▶ _Short task_: Which lines hold the word "authority"? Copy each of them.

begin

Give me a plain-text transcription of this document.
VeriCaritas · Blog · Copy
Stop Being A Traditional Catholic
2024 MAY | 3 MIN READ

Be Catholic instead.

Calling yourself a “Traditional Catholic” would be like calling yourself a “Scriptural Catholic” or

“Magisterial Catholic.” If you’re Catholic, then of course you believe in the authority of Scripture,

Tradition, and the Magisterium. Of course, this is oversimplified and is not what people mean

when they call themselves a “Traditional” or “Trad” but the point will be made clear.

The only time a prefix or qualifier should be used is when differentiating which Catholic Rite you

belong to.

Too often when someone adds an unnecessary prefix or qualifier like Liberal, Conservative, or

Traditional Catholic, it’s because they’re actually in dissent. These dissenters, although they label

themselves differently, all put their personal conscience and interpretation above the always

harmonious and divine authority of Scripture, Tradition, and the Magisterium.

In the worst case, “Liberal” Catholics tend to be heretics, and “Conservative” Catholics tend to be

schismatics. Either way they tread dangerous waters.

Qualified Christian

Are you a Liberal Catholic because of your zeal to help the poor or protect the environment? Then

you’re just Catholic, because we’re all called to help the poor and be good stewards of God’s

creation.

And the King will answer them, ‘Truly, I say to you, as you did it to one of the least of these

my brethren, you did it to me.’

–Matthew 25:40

end

▶ _The response_:
“Magisterial Catholic.” If you’re Catholic, then of course you believe in the authority of Scripture,
harmonious and divine authority of Scripture, Tradition, and the Magisterium.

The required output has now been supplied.